- TASK GOAL: Search the material below for the string "more" and list each line that holds it.

++++ RECORDS TO PROCESS

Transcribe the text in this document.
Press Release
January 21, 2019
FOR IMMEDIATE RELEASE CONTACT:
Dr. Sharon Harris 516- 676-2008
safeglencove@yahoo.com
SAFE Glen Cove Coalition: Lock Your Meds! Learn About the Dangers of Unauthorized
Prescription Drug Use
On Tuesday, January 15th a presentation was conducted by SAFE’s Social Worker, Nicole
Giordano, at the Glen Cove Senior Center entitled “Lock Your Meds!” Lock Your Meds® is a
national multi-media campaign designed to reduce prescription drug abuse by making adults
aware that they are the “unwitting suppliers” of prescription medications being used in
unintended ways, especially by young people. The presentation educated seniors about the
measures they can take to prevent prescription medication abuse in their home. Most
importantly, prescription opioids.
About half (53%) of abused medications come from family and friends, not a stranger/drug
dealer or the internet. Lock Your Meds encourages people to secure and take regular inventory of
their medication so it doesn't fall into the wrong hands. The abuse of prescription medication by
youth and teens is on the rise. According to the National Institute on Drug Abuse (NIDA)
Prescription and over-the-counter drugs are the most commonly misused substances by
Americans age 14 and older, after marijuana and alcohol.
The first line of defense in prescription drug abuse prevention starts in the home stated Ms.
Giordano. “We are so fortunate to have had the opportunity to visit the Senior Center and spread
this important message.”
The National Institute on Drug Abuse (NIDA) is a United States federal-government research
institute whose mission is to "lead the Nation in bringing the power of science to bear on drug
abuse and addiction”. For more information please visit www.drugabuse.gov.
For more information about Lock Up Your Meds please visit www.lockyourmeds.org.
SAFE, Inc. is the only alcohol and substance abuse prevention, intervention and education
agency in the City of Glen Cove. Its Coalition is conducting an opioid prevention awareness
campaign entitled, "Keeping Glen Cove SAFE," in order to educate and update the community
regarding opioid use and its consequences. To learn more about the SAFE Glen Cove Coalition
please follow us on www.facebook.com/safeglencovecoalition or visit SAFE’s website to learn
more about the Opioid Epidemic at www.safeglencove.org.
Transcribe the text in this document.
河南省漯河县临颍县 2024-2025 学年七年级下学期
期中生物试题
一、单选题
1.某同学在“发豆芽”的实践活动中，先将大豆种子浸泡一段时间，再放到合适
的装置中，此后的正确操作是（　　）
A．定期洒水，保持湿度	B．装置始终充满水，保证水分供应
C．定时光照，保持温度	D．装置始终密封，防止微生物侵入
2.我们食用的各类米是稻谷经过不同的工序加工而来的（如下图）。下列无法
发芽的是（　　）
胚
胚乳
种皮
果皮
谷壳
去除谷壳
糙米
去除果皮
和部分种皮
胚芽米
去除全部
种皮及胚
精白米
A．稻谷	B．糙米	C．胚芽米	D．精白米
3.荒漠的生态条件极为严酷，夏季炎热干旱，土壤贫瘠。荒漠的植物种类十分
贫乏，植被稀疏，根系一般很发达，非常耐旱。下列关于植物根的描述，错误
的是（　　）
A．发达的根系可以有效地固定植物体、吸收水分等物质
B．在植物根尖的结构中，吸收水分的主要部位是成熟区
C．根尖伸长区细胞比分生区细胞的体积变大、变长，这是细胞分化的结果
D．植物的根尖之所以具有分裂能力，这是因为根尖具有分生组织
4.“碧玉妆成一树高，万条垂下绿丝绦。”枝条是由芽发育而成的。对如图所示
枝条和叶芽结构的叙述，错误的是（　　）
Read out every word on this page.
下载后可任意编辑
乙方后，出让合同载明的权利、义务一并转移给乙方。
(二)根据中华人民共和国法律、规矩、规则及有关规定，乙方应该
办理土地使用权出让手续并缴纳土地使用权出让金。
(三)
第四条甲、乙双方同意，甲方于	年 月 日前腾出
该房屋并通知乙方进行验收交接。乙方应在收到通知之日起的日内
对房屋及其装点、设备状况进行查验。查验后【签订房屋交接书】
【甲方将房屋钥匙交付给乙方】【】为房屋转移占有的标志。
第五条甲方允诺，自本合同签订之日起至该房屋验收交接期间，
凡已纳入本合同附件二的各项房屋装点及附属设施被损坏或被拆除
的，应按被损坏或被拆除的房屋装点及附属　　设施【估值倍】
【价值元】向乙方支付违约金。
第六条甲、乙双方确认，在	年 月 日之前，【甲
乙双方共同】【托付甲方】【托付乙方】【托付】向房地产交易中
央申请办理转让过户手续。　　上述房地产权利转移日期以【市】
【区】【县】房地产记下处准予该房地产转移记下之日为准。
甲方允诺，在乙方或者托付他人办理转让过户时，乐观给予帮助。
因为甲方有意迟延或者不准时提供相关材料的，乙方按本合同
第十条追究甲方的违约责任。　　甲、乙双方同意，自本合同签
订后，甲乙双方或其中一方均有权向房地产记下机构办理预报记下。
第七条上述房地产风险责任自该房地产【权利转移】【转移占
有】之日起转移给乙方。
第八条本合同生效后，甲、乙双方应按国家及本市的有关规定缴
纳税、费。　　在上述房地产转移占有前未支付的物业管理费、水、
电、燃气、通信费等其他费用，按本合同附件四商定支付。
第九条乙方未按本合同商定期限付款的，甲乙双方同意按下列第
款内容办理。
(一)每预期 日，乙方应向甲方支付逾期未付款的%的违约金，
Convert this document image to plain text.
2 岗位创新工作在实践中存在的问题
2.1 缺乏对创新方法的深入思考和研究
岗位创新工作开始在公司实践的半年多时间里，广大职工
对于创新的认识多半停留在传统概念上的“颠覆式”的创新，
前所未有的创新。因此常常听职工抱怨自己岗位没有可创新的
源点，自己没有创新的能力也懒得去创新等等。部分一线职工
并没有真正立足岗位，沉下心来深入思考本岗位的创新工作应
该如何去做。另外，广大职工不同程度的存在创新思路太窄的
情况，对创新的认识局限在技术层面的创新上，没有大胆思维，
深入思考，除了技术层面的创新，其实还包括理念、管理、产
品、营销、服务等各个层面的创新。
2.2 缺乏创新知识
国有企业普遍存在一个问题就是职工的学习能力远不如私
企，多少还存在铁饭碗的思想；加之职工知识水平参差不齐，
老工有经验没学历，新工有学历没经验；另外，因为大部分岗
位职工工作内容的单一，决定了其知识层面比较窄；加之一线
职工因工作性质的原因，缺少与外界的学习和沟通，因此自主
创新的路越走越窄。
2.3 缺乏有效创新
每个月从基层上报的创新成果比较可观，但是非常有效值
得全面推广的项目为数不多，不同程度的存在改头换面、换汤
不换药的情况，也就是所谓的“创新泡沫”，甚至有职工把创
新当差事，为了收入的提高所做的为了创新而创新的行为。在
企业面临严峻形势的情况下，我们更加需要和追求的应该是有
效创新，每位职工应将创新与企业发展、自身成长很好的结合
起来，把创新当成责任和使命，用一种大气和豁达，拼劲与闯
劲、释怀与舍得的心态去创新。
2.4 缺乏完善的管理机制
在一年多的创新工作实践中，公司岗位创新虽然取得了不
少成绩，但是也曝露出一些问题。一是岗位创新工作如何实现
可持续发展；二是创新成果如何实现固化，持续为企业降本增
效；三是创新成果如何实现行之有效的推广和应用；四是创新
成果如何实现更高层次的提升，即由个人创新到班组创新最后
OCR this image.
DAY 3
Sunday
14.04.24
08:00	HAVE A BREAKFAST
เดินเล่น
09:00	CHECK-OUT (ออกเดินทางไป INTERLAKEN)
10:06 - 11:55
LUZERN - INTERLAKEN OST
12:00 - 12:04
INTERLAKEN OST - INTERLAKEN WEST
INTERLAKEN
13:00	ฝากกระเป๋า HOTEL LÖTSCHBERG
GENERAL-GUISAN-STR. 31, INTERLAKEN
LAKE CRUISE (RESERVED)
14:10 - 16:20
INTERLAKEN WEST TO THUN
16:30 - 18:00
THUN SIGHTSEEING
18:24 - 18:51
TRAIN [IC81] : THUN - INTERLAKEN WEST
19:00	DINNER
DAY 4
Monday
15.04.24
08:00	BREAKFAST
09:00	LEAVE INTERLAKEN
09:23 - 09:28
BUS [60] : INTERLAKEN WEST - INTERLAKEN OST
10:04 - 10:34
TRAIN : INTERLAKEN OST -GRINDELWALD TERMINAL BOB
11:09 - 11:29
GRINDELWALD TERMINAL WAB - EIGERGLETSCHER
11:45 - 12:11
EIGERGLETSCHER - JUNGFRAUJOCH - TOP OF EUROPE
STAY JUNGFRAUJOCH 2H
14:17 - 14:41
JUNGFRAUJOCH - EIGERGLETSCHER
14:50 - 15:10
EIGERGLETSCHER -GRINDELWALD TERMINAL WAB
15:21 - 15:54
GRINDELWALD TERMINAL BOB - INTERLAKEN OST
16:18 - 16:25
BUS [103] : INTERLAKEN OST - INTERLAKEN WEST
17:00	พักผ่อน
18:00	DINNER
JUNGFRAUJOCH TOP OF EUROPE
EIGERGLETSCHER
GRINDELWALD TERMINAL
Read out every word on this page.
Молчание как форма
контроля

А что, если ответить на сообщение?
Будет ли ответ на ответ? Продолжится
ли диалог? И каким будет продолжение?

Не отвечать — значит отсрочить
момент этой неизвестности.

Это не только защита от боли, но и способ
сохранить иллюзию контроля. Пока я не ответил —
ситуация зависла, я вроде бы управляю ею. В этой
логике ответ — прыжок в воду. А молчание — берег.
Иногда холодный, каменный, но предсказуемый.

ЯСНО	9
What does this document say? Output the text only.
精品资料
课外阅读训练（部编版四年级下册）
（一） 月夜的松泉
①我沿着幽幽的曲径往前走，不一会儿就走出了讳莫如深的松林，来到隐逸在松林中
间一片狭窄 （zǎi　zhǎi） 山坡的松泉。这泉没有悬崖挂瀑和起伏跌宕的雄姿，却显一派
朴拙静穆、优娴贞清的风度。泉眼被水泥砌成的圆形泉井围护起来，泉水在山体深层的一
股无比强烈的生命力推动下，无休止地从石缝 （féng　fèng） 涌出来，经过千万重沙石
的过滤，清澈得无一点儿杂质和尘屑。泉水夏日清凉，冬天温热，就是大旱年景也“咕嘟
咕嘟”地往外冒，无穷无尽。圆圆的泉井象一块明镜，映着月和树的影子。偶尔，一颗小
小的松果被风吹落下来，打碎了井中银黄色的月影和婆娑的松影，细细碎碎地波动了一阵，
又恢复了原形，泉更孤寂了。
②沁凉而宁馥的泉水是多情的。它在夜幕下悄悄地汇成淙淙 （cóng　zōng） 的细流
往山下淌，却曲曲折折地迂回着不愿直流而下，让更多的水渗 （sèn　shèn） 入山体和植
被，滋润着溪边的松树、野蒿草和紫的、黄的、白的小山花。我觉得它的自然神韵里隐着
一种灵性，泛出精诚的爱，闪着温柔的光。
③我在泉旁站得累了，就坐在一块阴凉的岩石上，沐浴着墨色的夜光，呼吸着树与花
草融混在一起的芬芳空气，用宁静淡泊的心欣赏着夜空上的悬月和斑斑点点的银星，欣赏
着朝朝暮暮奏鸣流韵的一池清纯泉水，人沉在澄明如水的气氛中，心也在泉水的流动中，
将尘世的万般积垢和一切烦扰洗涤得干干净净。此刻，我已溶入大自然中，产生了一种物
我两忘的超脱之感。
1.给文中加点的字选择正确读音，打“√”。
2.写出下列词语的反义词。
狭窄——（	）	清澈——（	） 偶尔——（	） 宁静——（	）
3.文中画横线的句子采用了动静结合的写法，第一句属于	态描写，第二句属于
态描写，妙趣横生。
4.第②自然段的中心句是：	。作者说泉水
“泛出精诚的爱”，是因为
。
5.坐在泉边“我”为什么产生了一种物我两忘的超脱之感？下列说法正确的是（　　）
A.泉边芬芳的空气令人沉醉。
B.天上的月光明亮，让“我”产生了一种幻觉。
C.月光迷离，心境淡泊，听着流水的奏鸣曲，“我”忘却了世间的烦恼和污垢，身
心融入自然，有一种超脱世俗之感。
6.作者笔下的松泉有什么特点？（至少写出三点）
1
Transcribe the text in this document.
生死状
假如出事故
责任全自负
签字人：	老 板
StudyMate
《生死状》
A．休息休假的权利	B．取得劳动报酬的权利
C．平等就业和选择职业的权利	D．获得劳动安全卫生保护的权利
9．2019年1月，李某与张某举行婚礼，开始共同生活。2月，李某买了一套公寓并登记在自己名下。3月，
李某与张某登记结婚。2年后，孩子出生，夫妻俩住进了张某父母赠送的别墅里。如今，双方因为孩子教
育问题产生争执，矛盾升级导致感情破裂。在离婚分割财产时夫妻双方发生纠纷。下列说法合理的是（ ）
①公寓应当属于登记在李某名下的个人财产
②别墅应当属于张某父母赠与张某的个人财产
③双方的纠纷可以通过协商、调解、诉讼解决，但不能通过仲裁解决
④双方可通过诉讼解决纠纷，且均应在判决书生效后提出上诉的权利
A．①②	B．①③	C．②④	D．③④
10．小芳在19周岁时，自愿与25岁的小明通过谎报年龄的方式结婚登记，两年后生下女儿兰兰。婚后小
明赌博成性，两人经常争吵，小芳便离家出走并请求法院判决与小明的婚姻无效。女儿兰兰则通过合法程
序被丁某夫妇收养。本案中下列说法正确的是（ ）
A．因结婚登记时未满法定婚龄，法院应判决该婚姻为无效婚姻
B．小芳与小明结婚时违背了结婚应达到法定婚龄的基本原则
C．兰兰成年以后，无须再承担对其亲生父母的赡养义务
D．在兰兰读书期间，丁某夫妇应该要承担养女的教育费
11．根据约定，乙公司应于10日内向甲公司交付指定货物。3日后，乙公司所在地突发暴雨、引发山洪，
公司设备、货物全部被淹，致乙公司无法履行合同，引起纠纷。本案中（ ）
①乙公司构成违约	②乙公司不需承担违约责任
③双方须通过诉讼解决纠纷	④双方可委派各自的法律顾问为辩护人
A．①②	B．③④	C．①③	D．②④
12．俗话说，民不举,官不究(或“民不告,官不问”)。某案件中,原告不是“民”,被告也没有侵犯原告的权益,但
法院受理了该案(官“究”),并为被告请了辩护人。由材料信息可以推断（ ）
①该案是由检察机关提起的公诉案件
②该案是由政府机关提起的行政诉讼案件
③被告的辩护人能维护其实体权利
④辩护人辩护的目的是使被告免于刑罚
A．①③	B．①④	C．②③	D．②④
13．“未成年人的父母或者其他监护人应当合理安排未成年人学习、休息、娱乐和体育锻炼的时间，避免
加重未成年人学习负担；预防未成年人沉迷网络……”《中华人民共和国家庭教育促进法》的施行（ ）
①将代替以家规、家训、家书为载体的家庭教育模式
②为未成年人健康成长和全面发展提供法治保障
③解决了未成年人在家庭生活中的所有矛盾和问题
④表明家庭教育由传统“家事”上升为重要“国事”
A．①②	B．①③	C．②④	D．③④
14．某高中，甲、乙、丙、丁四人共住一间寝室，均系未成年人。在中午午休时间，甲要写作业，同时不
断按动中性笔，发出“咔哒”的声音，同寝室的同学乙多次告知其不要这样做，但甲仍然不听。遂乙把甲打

++++++++

- WRITTEN RESPONSE:
abuse and addiction”. For more information please visit www.drugabuse.gov.
For more information about Lock Up Your Meds please visit www.lockyourmeds.org.
regarding opioid use and its consequences. To learn more about the SAFE Glen Cove Coalition
more about the Opioid Epidemic at www.safeglencove.org.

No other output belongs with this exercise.